▶ Problem to solve
Find every line in the records below that holds the word "записи", and copy each one.
● ● ● ●
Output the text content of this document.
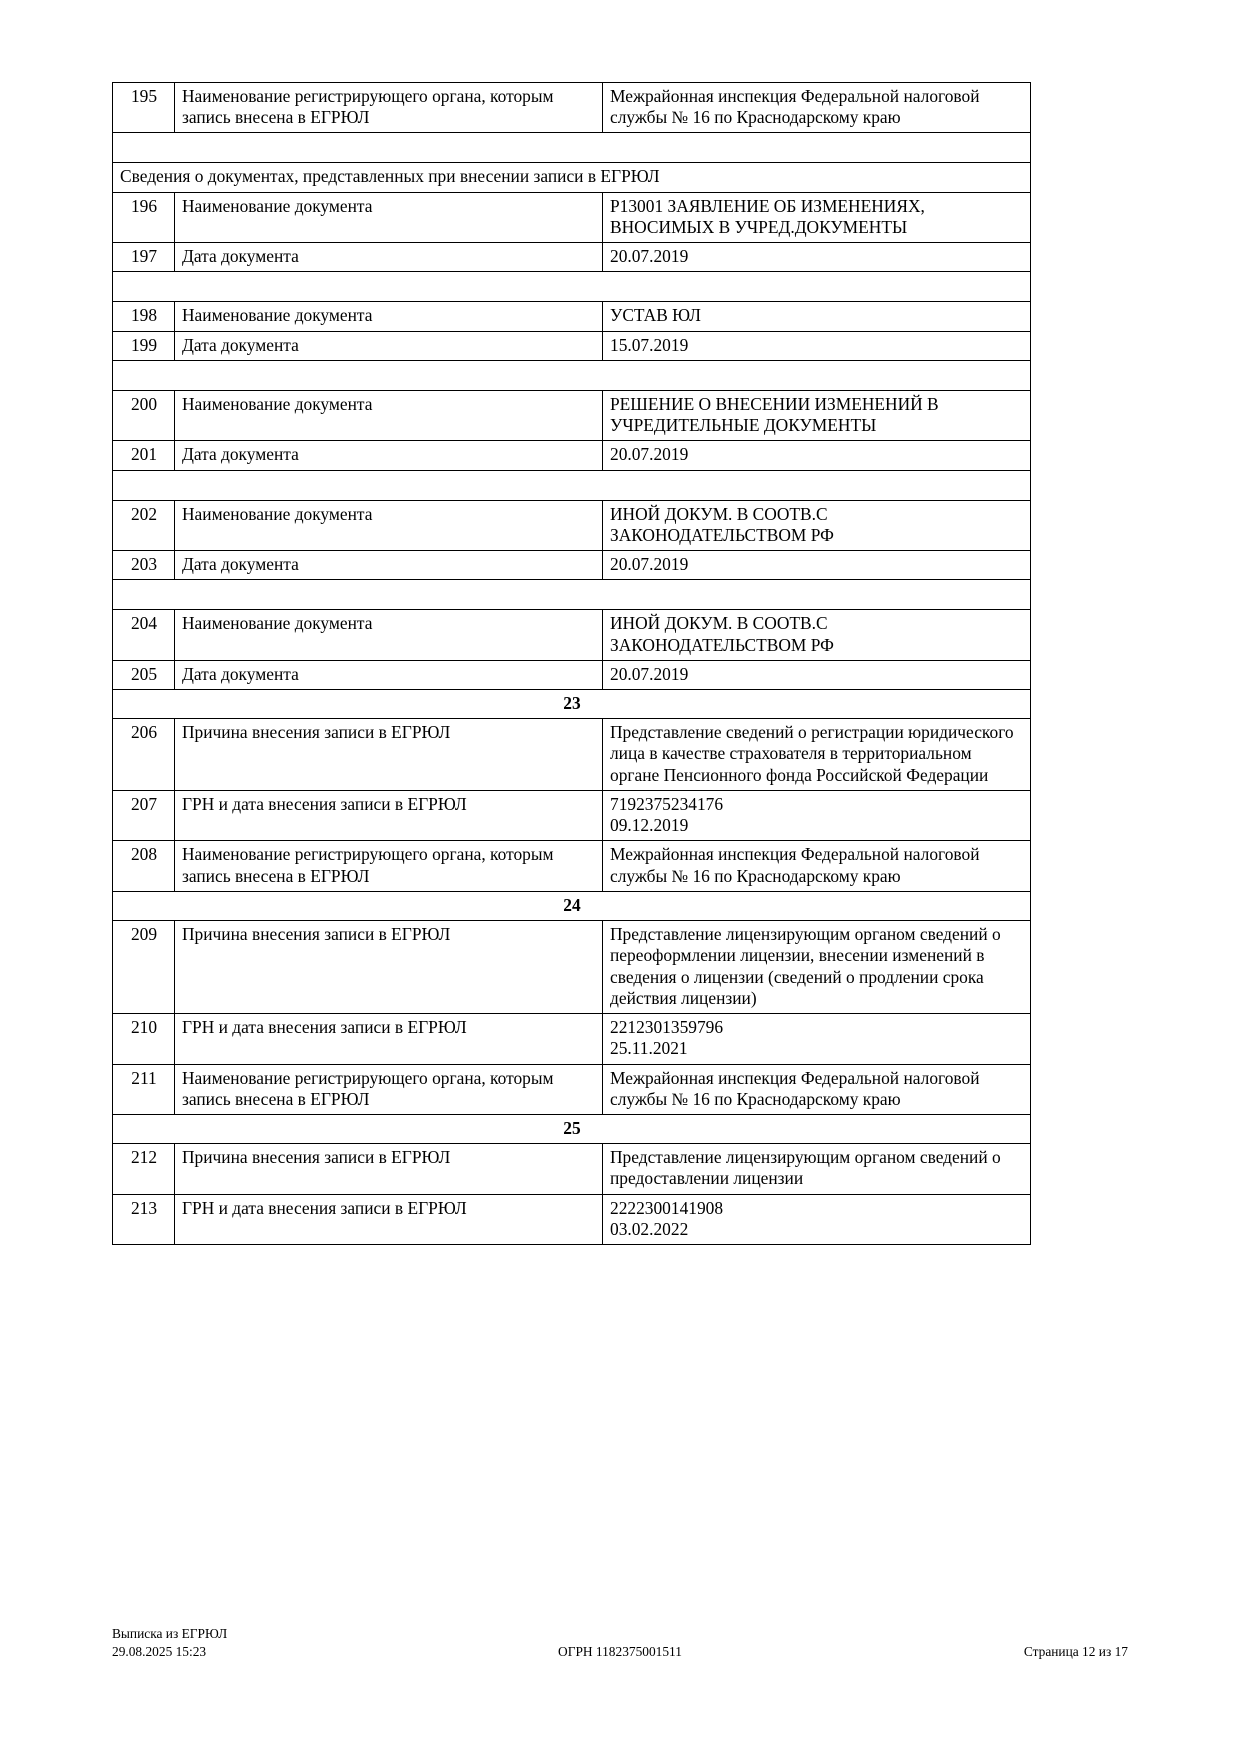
195	Наименование регистрирующего органа, которым запись внесена в ЕГРЮЛ	Межрайонная инспекция Федеральной налоговой службы № 16 по Краснодарскому краю

Сведения о документах, представленных при внесении записи в ЕГРЮЛ		
196	Наименование документа	Р13001 ЗАЯВЛЕНИЕ ОБ ИЗМЕНЕНИЯХ, ВНОСИМЫХ В УЧРЕД.ДОКУМЕНТЫ
197	Дата документа	20.07.2019

198	Наименование документа	УСТАВ ЮЛ
199	Дата документа	15.07.2019

200	Наименование документа	РЕШЕНИЕ О ВНЕСЕНИИ ИЗМЕНЕНИЙ В УЧРЕДИТЕЛЬНЫЕ ДОКУМЕНТЫ
201	Дата документа	20.07.2019

202	Наименование документа	ИНОЙ ДОКУМ. В СООТВ.С ЗАКОНОДАТЕЛЬСТВОМ РФ
203	Дата документа	20.07.2019

204	Наименование документа	ИНОЙ ДОКУМ. В СООТВ.С ЗАКОНОДАТЕЛЬСТВОМ РФ
205	Дата документа	20.07.2019
23		
206	Причина внесения записи в ЕГРЮЛ	Представление сведений о регистрации юридического лица в качестве страхователя в территориальном органе Пенсионного фонда Российской Федерации
207	ГРН и дата внесения записи в ЕГРЮЛ	7192375234176
09.12.2019
208	Наименование регистрирующего органа, которым запись внесена в ЕГРЮЛ	Межрайонная инспекция Федеральной налоговой службы № 16 по Краснодарскому краю
24		
209	Причина внесения записи в ЕГРЮЛ	Представление лицензирующим органом сведений о переоформлении лицензии, внесении изменений в сведения о лицензии (сведений о продлении срока действия лицензии)
210	ГРН и дата внесения записи в ЕГРЮЛ	2212301359796
25.11.2021
211	Наименование регистрирующего органа, которым запись внесена в ЕГРЮЛ	Межрайонная инспекция Федеральной налоговой службы № 16 по Краснодарскому краю
25		
212	Причина внесения записи в ЕГРЮЛ	Представление лицензирующим органом сведений о предоставлении лицензии
213	ГРН и дата внесения записи в ЕГРЮЛ	2222300141908
03.02.2022
Выписка из ЕГРЮЛ
29.08.2025 15:23	ОГРН 1182375001511	Страница 12 из 17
● ● ● ●
▶ Exercise response
Сведения о документах, представленных при внесении записи в ЕГРЮЛ		
206	Причина внесения записи в ЕГРЮЛ	Представление сведений о регистрации юридического лица в качестве страхователя в территориальном органе Пенсионного фонда Российской Федерации
207	ГРН и дата внесения записи в ЕГРЮЛ	7192375234176
209	Причина внесения записи в ЕГРЮЛ	Представление лицензирующим органом сведений о переоформлении лицензии, внесении изменений в сведения о лицензии (сведений о продлении срока действия лицензии)
210	ГРН и дата внесения записи в ЕГРЮЛ	2212301359796
212	Причина внесения записи в ЕГРЮЛ	Представление лицензирующим органом сведений о предоставлении лицензии
213	ГРН и дата внесения записи в ЕГРЮЛ	2222300141908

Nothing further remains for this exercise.